Collected data entries:
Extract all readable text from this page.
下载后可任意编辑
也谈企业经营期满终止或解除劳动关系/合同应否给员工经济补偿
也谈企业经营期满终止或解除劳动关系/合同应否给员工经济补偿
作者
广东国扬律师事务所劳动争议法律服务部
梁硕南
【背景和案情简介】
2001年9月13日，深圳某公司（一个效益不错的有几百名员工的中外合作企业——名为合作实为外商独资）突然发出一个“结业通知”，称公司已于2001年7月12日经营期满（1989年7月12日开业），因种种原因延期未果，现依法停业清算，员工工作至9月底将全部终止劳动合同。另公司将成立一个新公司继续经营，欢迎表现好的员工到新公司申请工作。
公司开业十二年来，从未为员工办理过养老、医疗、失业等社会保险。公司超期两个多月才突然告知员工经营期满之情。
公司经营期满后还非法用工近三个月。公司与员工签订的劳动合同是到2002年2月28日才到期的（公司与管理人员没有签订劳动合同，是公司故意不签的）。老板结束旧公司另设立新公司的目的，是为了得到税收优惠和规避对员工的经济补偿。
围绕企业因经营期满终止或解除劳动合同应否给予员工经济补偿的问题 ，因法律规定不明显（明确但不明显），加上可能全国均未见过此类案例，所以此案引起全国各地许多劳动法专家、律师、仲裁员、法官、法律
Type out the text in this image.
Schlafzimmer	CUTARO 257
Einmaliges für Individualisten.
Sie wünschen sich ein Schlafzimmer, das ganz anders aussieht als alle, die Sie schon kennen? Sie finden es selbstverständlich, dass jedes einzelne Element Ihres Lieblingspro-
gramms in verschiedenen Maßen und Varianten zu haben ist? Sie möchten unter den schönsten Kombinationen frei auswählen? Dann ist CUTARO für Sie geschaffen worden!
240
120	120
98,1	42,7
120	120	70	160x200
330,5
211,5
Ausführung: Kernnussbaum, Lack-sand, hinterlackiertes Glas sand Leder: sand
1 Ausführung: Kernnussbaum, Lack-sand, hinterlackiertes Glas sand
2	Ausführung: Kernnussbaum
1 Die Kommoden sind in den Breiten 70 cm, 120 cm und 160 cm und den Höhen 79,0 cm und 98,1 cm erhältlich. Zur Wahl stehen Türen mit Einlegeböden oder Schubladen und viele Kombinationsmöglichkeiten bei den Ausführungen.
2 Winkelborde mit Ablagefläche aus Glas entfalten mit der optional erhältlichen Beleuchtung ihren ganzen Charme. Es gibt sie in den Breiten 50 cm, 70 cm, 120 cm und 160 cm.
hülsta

*Directions*:
Return what is listed above, exactly and completely.

*The output*:
Extract all readable text from this page.
下载后可任意编辑
也谈企业经营期满终止或解除劳动关系/合同应否给员工经济补偿
也谈企业经营期满终止或解除劳动关系/合同应否给员工经济补偿
作者
广东国扬律师事务所劳动争议法律服务部
梁硕南
【背景和案情简介】
2001年9月13日，深圳某公司（一个效益不错的有几百名员工的中外合作企业——名为合作实为外商独资）突然发出一个“结业通知”，称公司已于2001年7月12日经营期满（1989年7月12日开业），因种种原因延期未果，现依法停业清算，员工工作至9月底将全部终止劳动合同。另公司将成立一个新公司继续经营，欢迎表现好的员工到新公司申请工作。
公司开业十二年来，从未为员工办理过养老、医疗、失业等社会保险。公司超期两个多月才突然告知员工经营期满之情。
公司经营期满后还非法用工近三个月。公司与员工签订的劳动合同是到2002年2月28日才到期的（公司与管理人员没有签订劳动合同，是公司故意不签的）。老板结束旧公司另设立新公司的目的，是为了得到税收优惠和规避对员工的经济补偿。
围绕企业因经营期满终止或解除劳动合同应否给予员工经济补偿的问题 ，因法律规定不明显（明确但不明显），加上可能全国均未见过此类案例，所以此案引起全国各地许多劳动法专家、律师、仲裁员、法官、法律
Type out the text in this image.
Schlafzimmer	CUTARO 257
Einmaliges für Individualisten.
Sie wünschen sich ein Schlafzimmer, das ganz anders aussieht als alle, die Sie schon kennen? Sie finden es selbstverständlich, dass jedes einzelne Element Ihres Lieblingspro-
gramms in verschiedenen Maßen und Varianten zu haben ist? Sie möchten unter den schönsten Kombinationen frei auswählen? Dann ist CUTARO für Sie geschaffen worden!
240
120	120
98,1	42,7
120	120	70	160x200
330,5
211,5
Ausführung: Kernnussbaum, Lack-sand, hinterlackiertes Glas sand Leder: sand
1 Ausführung: Kernnussbaum, Lack-sand, hinterlackiertes Glas sand
2	Ausführung: Kernnussbaum
1 Die Kommoden sind in den Breiten 70 cm, 120 cm und 160 cm und den Höhen 79,0 cm und 98,1 cm erhältlich. Zur Wahl stehen Türen mit Einlegeböden oder Schubladen und viele Kombinationsmöglichkeiten bei den Ausführungen.
2 Winkelborde mit Ablagefläche aus Glas entfalten mit der optional erhältlichen Beleuchtung ihren ganzen Charme. Es gibt sie in den Breiten 50 cm, 70 cm, 120 cm und 160 cm.
hülsta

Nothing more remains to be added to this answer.